Exercise task: From the listing below, extract each line containing the string "find".

Input records:

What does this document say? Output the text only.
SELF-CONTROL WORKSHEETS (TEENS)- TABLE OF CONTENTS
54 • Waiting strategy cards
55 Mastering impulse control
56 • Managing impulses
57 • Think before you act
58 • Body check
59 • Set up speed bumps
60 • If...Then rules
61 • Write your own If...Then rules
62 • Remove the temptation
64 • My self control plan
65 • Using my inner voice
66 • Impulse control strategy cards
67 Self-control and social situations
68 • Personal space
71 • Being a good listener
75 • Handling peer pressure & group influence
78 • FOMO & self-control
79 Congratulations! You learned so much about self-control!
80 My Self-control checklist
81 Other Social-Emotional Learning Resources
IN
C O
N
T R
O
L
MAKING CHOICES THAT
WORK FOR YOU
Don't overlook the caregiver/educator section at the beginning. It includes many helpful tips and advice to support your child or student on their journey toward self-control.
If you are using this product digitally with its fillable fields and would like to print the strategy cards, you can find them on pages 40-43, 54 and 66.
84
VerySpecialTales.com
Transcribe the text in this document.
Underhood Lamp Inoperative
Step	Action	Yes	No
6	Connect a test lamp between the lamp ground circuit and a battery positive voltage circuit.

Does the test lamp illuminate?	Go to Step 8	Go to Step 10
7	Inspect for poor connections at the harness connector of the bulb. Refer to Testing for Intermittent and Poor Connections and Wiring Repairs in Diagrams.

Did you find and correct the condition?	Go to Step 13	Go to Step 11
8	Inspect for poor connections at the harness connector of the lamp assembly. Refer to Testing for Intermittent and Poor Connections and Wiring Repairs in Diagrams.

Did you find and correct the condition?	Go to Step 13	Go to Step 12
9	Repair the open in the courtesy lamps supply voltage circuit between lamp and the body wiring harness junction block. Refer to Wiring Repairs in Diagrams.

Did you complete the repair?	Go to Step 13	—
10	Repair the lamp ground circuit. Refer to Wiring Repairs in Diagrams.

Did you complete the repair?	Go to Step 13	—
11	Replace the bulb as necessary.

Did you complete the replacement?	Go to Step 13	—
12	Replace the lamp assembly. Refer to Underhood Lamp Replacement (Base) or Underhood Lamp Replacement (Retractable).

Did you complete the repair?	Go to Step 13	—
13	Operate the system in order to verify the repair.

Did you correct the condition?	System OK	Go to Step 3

Answer to this exercise:
If you are using this product digitally with its fillable fields and would like to print the strategy cards, you can find them on pages 40-43, 54 and 66.
Did you find and correct the condition?	Go to Step 13	Go to Step 11
Did you find and correct the condition?	Go to Step 13	Go to Step 12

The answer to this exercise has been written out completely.